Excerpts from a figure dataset
* BEGIN *

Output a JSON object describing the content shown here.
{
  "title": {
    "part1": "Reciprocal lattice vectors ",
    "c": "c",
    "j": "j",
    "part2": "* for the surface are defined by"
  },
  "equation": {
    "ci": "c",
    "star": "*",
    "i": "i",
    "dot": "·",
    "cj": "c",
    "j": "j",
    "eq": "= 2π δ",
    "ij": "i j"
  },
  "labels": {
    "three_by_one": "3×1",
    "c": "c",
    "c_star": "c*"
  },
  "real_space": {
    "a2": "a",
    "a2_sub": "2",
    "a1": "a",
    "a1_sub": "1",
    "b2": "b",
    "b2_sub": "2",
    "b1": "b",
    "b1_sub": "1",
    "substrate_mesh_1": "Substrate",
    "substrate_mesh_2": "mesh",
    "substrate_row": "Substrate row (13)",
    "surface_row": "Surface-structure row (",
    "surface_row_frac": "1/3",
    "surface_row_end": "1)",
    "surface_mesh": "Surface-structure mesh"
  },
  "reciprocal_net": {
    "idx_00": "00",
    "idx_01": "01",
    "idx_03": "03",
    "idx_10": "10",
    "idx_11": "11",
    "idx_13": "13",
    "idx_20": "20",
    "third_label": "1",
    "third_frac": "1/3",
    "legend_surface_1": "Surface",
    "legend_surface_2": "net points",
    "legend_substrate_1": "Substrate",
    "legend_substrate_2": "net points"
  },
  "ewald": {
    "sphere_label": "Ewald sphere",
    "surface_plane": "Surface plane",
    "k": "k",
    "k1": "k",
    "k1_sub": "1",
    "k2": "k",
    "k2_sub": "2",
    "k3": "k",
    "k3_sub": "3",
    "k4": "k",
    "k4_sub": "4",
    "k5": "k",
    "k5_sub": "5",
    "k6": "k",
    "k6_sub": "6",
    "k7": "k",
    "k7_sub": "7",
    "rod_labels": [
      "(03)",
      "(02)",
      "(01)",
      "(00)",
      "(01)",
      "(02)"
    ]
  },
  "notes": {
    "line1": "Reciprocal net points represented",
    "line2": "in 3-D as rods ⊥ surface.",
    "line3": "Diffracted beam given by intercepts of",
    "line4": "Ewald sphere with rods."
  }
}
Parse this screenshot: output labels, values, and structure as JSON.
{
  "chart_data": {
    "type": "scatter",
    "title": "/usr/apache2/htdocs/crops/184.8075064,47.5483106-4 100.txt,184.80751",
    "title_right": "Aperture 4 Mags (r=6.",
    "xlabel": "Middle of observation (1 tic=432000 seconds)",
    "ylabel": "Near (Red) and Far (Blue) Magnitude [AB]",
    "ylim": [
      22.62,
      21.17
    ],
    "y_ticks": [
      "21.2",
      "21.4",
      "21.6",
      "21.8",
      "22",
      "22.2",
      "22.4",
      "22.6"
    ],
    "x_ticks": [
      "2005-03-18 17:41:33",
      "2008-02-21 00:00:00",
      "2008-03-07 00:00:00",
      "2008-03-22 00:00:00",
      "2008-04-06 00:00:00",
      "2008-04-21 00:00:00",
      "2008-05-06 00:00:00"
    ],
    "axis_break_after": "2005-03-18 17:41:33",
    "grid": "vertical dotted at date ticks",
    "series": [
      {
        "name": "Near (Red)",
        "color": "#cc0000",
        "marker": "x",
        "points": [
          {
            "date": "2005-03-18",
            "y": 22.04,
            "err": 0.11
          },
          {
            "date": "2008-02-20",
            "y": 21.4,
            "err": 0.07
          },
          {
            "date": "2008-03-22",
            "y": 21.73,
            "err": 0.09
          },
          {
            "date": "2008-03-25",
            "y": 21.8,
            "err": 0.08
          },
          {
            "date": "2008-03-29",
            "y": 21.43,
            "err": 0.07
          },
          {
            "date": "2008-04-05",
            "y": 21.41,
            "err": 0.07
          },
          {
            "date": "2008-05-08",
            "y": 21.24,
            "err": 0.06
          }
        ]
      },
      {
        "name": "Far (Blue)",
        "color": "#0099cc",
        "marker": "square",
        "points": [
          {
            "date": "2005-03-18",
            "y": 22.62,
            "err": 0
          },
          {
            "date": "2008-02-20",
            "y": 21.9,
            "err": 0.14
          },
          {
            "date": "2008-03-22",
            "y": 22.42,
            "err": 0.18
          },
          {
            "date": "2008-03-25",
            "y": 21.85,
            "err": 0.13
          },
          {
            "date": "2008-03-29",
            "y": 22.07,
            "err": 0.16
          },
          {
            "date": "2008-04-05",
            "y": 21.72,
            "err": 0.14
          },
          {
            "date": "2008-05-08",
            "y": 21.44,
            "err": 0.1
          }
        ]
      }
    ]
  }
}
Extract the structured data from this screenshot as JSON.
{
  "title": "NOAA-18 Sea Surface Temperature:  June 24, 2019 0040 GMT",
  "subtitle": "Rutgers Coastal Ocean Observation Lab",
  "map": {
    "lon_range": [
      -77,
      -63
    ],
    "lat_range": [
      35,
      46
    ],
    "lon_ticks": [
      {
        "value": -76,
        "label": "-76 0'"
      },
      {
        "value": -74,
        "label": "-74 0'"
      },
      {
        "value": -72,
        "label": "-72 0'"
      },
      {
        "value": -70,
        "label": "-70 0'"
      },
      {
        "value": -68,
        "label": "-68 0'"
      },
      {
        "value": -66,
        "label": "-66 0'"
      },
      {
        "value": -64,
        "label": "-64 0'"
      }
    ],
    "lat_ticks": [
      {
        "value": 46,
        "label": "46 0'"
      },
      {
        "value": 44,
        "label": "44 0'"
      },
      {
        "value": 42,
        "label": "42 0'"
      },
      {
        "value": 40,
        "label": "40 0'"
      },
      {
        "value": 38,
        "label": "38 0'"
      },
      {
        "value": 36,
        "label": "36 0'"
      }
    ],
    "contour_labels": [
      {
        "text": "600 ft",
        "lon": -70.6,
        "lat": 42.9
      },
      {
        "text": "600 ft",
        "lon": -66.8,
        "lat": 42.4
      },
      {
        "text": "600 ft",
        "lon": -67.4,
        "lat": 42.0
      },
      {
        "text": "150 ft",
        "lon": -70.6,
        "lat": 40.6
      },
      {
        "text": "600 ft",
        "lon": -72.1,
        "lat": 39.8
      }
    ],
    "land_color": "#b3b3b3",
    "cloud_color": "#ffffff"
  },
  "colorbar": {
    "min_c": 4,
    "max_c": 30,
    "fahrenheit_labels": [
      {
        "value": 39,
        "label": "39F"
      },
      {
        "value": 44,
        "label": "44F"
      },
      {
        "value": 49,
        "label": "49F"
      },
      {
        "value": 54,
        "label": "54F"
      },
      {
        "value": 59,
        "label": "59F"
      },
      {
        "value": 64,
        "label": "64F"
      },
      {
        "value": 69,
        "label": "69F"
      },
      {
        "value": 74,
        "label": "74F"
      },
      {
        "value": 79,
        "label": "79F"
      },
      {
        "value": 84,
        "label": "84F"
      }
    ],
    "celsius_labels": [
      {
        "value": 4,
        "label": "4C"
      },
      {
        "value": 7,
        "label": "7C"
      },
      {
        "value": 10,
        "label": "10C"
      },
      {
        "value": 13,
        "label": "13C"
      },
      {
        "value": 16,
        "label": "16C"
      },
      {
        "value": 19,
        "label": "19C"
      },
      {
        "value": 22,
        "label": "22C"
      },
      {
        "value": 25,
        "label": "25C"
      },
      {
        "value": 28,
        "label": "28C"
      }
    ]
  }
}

* END *

**TASK PROMPT:** Write the entries again, exactly as they stand.

**CORRECT OUTPUT:**
Output a JSON object describing the content shown here.
{
  "title": {
    "part1": "Reciprocal lattice vectors ",
    "c": "c",
    "j": "j",
    "part2": "* for the surface are defined by"
  },
  "equation": {
    "ci": "c",
    "star": "*",
    "i": "i",
    "dot": "·",
    "cj": "c",
    "j": "j",
    "eq": "= 2π δ",
    "ij": "i j"
  },
  "labels": {
    "three_by_one": "3×1",
    "c": "c",
    "c_star": "c*"
  },
  "real_space": {
    "a2": "a",
    "a2_sub": "2",
    "a1": "a",
    "a1_sub": "1",
    "b2": "b",
    "b2_sub": "2",
    "b1": "b",
    "b1_sub": "1",
    "substrate_mesh_1": "Substrate",
    "substrate_mesh_2": "mesh",
    "substrate_row": "Substrate row (13)",
    "surface_row": "Surface-structure row (",
    "surface_row_frac": "1/3",
    "surface_row_end": "1)",
    "surface_mesh": "Surface-structure mesh"
  },
  "reciprocal_net": {
    "idx_00": "00",
    "idx_01": "01",
    "idx_03": "03",
    "idx_10": "10",
    "idx_11": "11",
    "idx_13": "13",
    "idx_20": "20",
    "third_label": "1",
    "third_frac": "1/3",
    "legend_surface_1": "Surface",
    "legend_surface_2": "net points",
    "legend_substrate_1": "Substrate",
    "legend_substrate_2": "net points"
  },
  "ewald": {
    "sphere_label": "Ewald sphere",
    "surface_plane": "Surface plane",
    "k": "k",
    "k1": "k",
    "k1_sub": "1",
    "k2": "k",
    "k2_sub": "2",
    "k3": "k",
    "k3_sub": "3",
    "k4": "k",
    "k4_sub": "4",
    "k5": "k",
    "k5_sub": "5",
    "k6": "k",
    "k6_sub": "6",
    "k7": "k",
    "k7_sub": "7",
    "rod_labels": [
      "(03)",
      "(02)",
      "(01)",
      "(00)",
      "(01)",
      "(02)"
    ]
  },
  "notes": {
    "line1": "Reciprocal net points represented",
    "line2": "in 3-D as rods ⊥ surface.",
    "line3": "Diffracted beam given by intercepts of",
    "line4": "Ewald sphere with rods."
  }
}
Parse this screenshot: output labels, values, and structure as JSON.
{
  "chart_data": {
    "type": "scatter",
    "title": "/usr/apache2/htdocs/crops/184.8075064,47.5483106-4 100.txt,184.80751",
    "title_right": "Aperture 4 Mags (r=6.",
    "xlabel": "Middle of observation (1 tic=432000 seconds)",
    "ylabel": "Near (Red) and Far (Blue) Magnitude [AB]",
    "ylim": [
      22.62,
      21.17
    ],
    "y_ticks": [
      "21.2",
      "21.4",
      "21.6",
      "21.8",
      "22",
      "22.2",
      "22.4",
      "22.6"
    ],
    "x_ticks": [
      "2005-03-18 17:41:33",
      "2008-02-21 00:00:00",
      "2008-03-07 00:00:00",
      "2008-03-22 00:00:00",
      "2008-04-06 00:00:00",
      "2008-04-21 00:00:00",
      "2008-05-06 00:00:00"
    ],
    "axis_break_after": "2005-03-18 17:41:33",
    "grid": "vertical dotted at date ticks",
    "series": [
      {
        "name": "Near (Red)",
        "color": "#cc0000",
        "marker": "x",
        "points": [
          {
            "date": "2005-03-18",
            "y": 22.04,
            "err": 0.11
          },
          {
            "date": "2008-02-20",
            "y": 21.4,
            "err": 0.07
          },
          {
            "date": "2008-03-22",
            "y": 21.73,
            "err": 0.09
          },
          {
            "date": "2008-03-25",
            "y": 21.8,
            "err": 0.08
          },
          {
            "date": "2008-03-29",
            "y": 21.43,
            "err": 0.07
          },
          {
            "date": "2008-04-05",
            "y": 21.41,
            "err": 0.07
          },
          {
            "date": "2008-05-08",
            "y": 21.24,
            "err": 0.06
          }
        ]
      },
      {
        "name": "Far (Blue)",
        "color": "#0099cc",
        "marker": "square",
        "points": [
          {
            "date": "2005-03-18",
            "y": 22.62,
            "err": 0
          },
          {
            "date": "2008-02-20",
            "y": 21.9,
            "err": 0.14
          },
          {
            "date": "2008-03-22",
            "y": 22.42,
            "err": 0.18
          },
          {
            "date": "2008-03-25",
            "y": 21.85,
            "err": 0.13
          },
          {
            "date": "2008-03-29",
            "y": 22.07,
            "err": 0.16
          },
          {
            "date": "2008-04-05",
            "y": 21.72,
            "err": 0.14
          },
          {
            "date": "2008-05-08",
            "y": 21.44,
            "err": 0.1
          }
        ]
      }
    ]
  }
}
Extract the structured data from this screenshot as JSON.
{
  "title": "NOAA-18 Sea Surface Temperature:  June 24, 2019 0040 GMT",
  "subtitle": "Rutgers Coastal Ocean Observation Lab",
  "map": {
    "lon_range": [
      -77,
      -63
    ],
    "lat_range": [
      35,
      46
    ],
    "lon_ticks": [
      {
        "value": -76,
        "label": "-76 0'"
      },
      {
        "value": -74,
        "label": "-74 0'"
      },
      {
        "value": -72,
        "label": "-72 0'"
      },
      {
        "value": -70,
        "label": "-70 0'"
      },
      {
        "value": -68,
        "label": "-68 0'"
      },
      {
        "value": -66,
        "label": "-66 0'"
      },
      {
        "value": -64,
        "label": "-64 0'"
      }
    ],
    "lat_ticks": [
      {
        "value": 46,
        "label": "46 0'"
      },
      {
        "value": 44,
        "label": "44 0'"
      },
      {
        "value": 42,
        "label": "42 0'"
      },
      {
        "value": 40,
        "label": "40 0'"
      },
      {
        "value": 38,
        "label": "38 0'"
      },
      {
        "value": 36,
        "label": "36 0'"
      }
    ],
    "contour_labels": [
      {
        "text": "600 ft",
        "lon": -70.6,
        "lat": 42.9
      },
      {
        "text": "600 ft",
        "lon": -66.8,
        "lat": 42.4
      },
      {
        "text": "600 ft",
        "lon": -67.4,
        "lat": 42.0
      },
      {
        "text": "150 ft",
        "lon": -70.6,
        "lat": 40.6
      },
      {
        "text": "600 ft",
        "lon": -72.1,
        "lat": 39.8
      }
    ],
    "land_color": "#b3b3b3",
    "cloud_color": "#ffffff"
  },
  "colorbar": {
    "min_c": 4,
    "max_c": 30,
    "fahrenheit_labels": [
      {
        "value": 39,
        "label": "39F"
      },
      {
        "value": 44,
        "label": "44F"
      },
      {
        "value": 49,
        "label": "49F"
      },
      {
        "value": 54,
        "label": "54F"
      },
      {
        "value": 59,
        "label": "59F"
      },
      {
        "value": 64,
        "label": "64F"
      },
      {
        "value": 69,
        "label": "69F"
      },
      {
        "value": 74,
        "label": "74F"
      },
      {
        "value": 79,
        "label": "79F"
      },
      {
        "value": 84,
        "label": "84F"
      }
    ],
    "celsius_labels": [
      {
        "value": 4,
        "label": "4C"
      },
      {
        "value": 7,
        "label": "7C"
      },
      {
        "value": 10,
        "label": "10C"
      },
      {
        "value": 13,
        "label": "13C"
      },
      {
        "value": 16,
        "label": "16C"
      },
      {
        "value": 19,
        "label": "19C"
      },
      {
        "value": 22,
        "label": "22C"
      },
      {
        "value": 25,
        "label": "25C"
      },
      {
        "value": 28,
        "label": "28C"
      }
    ]
  }
}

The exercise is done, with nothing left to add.